[What the task requires] Identify the lines that contain the string "생태사도직", then copy each of them.

##### Data shown

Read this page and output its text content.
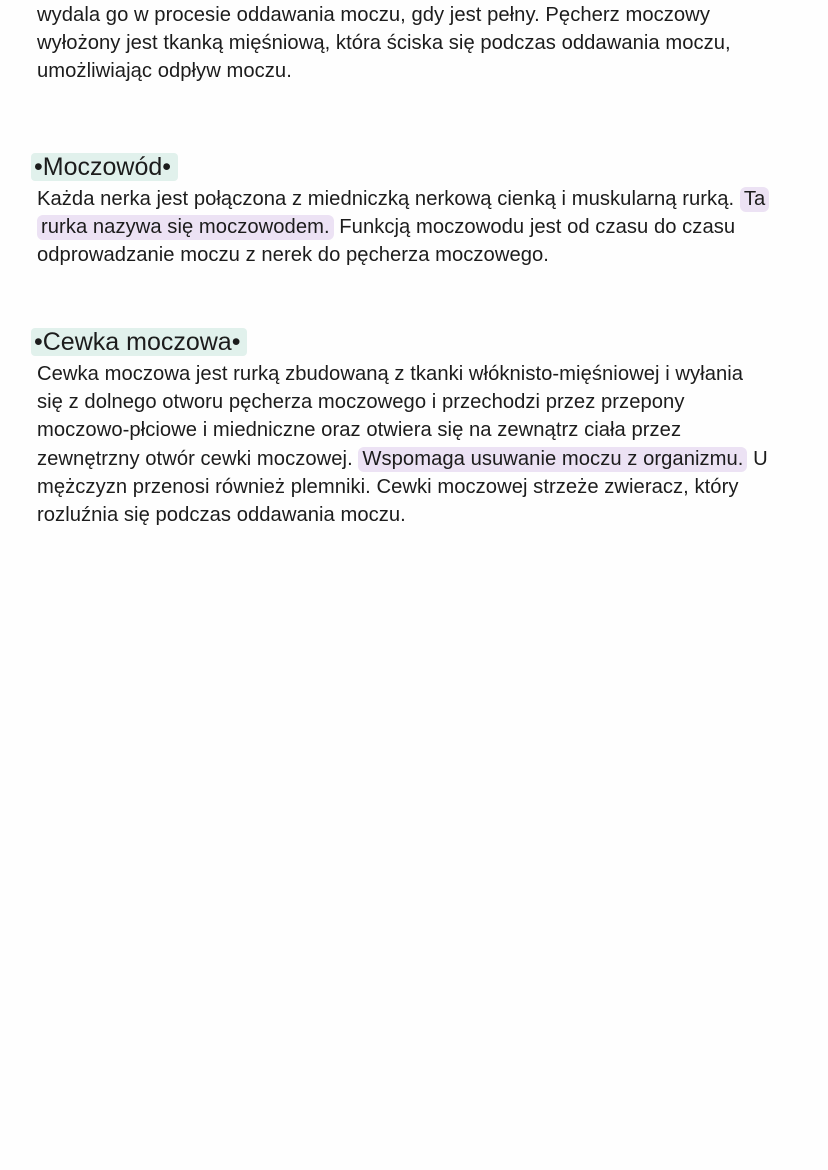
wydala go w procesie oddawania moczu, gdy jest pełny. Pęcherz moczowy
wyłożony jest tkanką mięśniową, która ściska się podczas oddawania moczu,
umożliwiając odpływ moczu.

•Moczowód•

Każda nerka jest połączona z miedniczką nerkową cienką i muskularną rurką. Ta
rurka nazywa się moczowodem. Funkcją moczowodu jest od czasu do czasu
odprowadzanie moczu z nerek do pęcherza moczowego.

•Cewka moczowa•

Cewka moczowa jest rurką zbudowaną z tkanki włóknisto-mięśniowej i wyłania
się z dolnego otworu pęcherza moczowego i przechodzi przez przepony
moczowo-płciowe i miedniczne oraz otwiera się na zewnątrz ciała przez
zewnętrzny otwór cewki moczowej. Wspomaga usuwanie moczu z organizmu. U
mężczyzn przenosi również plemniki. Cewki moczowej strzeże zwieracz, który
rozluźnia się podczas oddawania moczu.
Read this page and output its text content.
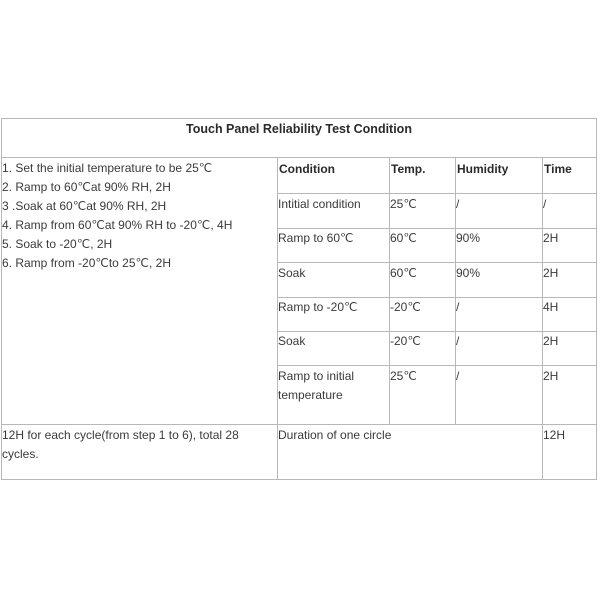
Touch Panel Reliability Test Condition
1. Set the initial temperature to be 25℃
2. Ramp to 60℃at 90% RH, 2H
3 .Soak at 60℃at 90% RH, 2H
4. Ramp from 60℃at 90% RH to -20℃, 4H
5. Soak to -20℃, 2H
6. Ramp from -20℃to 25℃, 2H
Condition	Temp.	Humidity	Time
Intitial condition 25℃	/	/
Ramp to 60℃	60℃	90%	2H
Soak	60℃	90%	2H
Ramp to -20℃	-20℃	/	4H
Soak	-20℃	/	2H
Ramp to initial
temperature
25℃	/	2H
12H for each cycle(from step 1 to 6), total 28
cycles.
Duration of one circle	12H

##########
##### Data shown

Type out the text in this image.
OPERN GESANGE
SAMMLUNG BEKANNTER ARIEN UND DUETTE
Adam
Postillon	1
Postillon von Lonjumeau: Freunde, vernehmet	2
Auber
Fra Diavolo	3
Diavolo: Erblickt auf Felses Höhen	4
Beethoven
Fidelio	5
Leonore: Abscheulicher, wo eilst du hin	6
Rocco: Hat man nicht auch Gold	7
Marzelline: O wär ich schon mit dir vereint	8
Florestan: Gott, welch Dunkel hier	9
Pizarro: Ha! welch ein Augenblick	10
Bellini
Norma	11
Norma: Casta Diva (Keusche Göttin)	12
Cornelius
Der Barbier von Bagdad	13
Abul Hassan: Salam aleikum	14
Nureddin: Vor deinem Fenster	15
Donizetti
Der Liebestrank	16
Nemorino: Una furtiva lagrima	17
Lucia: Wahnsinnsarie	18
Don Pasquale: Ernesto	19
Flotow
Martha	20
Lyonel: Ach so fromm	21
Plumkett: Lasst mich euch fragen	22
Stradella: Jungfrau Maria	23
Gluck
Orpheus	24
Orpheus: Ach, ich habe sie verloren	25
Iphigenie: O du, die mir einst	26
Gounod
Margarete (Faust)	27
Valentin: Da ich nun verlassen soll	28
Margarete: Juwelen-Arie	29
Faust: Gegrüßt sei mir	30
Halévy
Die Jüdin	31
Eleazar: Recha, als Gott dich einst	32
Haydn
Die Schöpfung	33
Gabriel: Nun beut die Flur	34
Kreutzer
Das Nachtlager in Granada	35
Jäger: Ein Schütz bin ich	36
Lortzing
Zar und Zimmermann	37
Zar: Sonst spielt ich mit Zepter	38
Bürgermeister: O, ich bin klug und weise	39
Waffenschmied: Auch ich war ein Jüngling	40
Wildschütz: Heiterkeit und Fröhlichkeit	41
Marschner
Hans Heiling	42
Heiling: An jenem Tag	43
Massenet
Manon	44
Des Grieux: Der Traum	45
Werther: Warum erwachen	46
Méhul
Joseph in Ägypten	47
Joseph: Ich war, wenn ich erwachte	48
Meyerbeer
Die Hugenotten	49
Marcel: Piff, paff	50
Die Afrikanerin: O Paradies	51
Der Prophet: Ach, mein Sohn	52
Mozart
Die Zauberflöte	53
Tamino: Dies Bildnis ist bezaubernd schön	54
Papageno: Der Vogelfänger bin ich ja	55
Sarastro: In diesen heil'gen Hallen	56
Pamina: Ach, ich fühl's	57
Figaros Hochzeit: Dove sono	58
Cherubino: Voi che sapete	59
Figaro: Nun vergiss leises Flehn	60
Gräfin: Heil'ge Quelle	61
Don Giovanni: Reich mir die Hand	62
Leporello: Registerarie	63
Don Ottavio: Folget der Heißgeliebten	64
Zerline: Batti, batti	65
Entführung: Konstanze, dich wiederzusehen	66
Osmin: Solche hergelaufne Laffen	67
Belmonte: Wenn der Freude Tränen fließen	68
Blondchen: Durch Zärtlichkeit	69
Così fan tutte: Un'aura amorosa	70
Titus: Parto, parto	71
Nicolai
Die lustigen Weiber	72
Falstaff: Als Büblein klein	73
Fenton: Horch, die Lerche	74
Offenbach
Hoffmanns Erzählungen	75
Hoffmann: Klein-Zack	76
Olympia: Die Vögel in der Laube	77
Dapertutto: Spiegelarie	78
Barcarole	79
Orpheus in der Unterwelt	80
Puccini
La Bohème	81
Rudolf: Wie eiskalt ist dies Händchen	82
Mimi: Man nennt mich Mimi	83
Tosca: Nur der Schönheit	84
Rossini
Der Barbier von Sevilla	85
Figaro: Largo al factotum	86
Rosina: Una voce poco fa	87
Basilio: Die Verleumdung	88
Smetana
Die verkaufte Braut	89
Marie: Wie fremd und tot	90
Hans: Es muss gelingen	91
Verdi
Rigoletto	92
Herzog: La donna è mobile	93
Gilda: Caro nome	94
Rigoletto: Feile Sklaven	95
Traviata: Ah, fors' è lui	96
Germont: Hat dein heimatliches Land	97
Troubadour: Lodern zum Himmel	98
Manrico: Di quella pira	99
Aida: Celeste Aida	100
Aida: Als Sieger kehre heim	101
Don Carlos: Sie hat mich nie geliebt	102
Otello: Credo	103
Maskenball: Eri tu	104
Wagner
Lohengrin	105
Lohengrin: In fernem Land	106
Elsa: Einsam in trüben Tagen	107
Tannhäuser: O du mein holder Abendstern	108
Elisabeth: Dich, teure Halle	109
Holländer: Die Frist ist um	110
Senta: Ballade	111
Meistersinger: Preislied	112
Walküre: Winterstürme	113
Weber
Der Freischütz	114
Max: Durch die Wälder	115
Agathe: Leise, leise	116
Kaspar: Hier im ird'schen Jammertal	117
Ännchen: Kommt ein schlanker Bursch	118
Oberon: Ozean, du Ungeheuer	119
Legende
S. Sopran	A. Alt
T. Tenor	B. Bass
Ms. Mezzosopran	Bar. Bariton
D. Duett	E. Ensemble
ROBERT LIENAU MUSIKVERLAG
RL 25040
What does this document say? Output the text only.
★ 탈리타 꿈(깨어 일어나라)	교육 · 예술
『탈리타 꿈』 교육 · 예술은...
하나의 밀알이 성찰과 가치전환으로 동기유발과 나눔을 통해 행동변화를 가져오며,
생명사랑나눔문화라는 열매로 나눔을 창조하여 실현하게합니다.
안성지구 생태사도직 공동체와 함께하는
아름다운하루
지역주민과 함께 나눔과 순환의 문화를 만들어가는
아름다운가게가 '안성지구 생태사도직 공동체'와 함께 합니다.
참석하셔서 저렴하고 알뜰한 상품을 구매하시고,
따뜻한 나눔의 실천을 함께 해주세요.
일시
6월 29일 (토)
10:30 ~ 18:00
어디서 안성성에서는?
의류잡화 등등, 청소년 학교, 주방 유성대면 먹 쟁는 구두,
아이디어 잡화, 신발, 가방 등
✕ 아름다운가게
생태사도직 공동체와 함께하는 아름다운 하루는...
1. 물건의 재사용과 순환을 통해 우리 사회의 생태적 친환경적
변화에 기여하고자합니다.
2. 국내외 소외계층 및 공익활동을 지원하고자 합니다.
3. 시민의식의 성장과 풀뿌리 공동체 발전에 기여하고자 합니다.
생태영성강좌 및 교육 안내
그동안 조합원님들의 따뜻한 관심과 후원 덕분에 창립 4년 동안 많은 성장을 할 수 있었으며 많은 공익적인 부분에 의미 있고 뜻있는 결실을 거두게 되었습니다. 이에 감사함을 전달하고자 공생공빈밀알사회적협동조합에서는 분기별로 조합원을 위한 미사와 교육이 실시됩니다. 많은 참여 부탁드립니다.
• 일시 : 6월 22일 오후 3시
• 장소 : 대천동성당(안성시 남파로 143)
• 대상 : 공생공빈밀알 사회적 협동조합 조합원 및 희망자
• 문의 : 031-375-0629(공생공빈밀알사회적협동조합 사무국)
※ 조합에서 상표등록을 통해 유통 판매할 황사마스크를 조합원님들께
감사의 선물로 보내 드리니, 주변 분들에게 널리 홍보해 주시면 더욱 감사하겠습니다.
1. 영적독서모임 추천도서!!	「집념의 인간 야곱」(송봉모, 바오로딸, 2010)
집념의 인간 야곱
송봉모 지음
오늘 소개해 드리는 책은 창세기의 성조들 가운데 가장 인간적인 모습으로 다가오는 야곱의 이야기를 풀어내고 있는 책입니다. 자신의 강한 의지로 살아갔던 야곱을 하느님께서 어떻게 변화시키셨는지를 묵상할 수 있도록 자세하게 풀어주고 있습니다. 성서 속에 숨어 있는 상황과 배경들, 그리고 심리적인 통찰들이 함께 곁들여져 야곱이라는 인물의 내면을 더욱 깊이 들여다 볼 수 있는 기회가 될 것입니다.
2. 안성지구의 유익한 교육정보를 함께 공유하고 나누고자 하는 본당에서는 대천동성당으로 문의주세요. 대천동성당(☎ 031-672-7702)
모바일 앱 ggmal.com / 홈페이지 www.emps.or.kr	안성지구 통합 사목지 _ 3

##########

[Correct result]
안성지구 생태사도직 공동체와 함께하는
아름다운가게가 '안성지구 생태사도직 공동체'와 함께 합니다.
생태사도직 공동체와 함께하는 아름다운 하루는...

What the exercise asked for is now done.